Objective — Locate each line containing the string "with" and copy it out.

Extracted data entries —
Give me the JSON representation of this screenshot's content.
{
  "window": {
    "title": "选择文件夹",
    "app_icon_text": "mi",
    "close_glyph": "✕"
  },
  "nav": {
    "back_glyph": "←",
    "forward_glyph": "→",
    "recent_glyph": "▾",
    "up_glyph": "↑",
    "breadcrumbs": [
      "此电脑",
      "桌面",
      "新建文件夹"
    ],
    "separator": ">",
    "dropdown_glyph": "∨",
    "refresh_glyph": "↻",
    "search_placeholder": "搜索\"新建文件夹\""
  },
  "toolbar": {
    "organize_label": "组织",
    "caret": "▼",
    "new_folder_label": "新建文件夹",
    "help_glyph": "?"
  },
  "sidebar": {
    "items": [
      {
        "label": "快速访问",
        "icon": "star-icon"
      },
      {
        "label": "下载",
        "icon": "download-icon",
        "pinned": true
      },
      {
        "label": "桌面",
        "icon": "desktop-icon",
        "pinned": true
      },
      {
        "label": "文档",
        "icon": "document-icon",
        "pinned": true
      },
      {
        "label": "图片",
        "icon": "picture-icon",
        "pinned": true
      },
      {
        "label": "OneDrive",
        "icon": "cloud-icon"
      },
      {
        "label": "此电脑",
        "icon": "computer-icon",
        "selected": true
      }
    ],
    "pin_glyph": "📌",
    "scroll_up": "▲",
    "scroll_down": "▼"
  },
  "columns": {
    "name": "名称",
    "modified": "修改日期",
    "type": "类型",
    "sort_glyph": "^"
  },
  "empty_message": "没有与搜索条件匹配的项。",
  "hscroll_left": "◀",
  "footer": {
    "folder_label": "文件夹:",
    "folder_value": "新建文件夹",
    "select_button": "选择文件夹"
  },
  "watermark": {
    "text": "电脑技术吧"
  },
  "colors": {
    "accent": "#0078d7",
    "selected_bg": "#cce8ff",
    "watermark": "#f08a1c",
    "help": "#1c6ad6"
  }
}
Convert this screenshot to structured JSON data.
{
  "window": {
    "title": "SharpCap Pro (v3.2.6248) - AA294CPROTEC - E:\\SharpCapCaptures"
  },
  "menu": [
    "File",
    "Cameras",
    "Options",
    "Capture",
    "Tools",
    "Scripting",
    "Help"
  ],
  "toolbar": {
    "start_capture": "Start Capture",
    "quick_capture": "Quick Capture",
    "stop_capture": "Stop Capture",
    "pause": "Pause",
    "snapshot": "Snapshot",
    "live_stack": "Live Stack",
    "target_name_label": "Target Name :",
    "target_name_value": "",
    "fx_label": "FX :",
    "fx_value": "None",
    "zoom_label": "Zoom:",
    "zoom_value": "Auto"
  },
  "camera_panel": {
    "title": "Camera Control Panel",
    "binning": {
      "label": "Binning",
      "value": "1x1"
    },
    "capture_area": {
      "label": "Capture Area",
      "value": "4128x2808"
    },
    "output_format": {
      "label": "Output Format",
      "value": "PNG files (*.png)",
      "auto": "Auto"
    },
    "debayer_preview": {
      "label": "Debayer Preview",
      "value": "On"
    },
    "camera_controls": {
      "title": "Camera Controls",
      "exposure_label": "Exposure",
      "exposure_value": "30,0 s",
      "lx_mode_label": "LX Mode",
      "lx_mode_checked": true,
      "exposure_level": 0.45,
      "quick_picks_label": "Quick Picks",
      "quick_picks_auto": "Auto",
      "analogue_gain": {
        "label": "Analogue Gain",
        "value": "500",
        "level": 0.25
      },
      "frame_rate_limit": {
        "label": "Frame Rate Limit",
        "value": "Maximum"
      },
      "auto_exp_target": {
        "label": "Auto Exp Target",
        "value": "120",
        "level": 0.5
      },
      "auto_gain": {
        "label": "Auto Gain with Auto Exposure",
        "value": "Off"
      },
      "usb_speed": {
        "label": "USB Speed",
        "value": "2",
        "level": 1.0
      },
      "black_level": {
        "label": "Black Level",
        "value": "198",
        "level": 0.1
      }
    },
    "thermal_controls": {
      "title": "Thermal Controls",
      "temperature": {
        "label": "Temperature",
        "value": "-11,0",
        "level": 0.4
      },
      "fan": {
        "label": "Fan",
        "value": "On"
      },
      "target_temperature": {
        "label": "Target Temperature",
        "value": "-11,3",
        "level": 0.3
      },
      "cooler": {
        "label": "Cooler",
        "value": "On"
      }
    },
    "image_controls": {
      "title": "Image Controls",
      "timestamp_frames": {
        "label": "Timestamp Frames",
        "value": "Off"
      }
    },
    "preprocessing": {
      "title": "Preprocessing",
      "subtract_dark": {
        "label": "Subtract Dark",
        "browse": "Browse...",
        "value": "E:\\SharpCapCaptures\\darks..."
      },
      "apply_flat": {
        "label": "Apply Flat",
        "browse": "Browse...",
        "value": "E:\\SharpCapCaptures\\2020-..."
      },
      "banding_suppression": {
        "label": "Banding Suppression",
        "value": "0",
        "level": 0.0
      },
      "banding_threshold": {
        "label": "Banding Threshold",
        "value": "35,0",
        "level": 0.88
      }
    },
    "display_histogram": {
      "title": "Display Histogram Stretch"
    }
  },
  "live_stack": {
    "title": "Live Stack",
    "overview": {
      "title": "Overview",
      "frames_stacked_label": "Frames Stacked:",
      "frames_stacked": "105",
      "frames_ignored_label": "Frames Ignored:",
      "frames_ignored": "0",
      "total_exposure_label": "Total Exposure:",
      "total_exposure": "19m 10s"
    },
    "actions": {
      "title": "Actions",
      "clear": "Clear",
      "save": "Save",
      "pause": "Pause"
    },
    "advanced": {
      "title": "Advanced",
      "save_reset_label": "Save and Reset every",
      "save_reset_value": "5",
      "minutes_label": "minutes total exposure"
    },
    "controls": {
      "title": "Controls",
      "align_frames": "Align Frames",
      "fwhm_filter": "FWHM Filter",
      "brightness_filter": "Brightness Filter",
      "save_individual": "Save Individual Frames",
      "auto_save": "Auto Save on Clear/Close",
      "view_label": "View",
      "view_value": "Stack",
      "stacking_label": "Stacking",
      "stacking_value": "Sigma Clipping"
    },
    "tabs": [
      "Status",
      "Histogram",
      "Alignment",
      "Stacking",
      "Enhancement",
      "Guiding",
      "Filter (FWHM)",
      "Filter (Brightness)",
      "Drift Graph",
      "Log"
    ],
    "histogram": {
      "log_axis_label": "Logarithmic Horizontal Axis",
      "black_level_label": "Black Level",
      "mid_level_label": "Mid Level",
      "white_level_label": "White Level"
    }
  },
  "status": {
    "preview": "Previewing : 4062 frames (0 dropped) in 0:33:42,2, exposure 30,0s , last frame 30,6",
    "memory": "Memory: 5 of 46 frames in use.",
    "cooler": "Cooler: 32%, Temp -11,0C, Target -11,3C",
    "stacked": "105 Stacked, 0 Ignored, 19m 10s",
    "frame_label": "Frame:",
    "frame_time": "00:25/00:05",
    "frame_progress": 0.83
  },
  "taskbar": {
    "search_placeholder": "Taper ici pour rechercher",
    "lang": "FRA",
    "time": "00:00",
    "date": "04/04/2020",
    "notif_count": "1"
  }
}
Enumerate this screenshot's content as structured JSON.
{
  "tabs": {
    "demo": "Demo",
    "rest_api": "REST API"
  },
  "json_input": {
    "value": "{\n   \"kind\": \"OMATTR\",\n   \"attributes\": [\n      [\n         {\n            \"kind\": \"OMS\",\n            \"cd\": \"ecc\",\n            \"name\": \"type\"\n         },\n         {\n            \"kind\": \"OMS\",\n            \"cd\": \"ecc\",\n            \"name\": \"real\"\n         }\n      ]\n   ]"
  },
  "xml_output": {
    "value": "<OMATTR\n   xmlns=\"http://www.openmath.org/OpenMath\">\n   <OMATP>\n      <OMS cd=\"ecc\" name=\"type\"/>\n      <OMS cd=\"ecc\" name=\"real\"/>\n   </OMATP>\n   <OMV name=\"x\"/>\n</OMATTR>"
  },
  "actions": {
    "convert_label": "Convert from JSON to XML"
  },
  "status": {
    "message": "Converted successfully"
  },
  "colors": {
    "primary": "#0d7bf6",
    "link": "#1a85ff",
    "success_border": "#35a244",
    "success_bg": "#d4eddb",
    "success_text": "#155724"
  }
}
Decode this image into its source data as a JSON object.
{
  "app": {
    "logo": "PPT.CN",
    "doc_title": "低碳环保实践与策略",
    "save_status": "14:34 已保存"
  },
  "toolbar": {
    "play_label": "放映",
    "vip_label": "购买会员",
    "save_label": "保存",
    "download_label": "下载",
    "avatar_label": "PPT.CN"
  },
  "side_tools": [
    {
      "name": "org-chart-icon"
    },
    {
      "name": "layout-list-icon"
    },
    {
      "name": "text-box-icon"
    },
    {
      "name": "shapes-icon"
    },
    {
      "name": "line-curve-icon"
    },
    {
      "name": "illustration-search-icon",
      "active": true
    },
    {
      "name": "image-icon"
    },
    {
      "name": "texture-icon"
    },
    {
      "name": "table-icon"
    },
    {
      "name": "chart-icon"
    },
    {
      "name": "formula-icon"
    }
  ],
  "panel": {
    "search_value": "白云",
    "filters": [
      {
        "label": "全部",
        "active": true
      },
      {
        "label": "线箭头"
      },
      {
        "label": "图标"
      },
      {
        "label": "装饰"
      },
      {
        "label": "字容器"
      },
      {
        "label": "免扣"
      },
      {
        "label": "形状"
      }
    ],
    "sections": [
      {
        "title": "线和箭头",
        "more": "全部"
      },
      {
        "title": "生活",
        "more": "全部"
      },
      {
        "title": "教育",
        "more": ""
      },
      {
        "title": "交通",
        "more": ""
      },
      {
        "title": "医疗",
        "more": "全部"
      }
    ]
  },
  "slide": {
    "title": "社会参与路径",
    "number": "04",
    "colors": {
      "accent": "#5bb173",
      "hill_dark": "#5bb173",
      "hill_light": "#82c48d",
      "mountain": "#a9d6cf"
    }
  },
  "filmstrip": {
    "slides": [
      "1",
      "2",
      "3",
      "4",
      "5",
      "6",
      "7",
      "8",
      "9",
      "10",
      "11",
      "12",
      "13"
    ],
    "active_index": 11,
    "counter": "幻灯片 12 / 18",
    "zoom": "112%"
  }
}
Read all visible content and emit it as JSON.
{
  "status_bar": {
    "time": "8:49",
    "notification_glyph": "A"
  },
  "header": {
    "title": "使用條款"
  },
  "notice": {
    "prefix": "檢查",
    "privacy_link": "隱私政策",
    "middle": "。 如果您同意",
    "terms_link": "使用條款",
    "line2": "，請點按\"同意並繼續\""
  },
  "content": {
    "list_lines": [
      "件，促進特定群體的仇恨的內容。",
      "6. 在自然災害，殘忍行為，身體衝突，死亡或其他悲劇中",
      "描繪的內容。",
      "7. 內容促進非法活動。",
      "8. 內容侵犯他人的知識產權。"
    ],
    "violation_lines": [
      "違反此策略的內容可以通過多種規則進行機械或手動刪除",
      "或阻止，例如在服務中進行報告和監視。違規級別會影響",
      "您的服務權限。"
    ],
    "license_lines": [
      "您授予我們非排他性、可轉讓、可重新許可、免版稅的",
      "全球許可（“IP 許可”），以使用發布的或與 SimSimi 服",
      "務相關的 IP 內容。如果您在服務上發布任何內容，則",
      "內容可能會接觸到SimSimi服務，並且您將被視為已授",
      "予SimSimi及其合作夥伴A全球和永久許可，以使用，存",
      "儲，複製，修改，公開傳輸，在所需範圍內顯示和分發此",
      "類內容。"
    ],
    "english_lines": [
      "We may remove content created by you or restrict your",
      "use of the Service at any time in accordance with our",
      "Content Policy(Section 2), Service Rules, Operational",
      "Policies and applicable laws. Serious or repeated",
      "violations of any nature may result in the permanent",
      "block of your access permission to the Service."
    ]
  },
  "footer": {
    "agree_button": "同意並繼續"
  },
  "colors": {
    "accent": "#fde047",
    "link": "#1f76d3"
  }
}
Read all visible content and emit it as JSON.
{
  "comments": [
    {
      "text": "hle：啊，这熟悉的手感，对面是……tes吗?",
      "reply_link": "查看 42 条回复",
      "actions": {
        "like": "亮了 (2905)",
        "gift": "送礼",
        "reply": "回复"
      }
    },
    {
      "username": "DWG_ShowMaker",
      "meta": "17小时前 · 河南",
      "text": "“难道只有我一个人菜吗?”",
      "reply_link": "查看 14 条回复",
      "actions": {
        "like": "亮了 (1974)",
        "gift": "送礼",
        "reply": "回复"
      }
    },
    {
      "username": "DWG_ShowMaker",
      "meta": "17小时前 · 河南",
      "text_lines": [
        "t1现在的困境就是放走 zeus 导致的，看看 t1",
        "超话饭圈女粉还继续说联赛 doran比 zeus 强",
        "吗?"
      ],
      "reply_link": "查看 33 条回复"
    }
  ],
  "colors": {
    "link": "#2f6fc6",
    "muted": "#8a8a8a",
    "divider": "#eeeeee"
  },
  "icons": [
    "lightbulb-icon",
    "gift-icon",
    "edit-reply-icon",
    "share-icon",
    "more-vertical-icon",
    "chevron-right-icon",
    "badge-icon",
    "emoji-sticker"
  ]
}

Answer —
        "label": "Auto Gain with Auto Exposure",
      "use of the Service at any time in accordance with our",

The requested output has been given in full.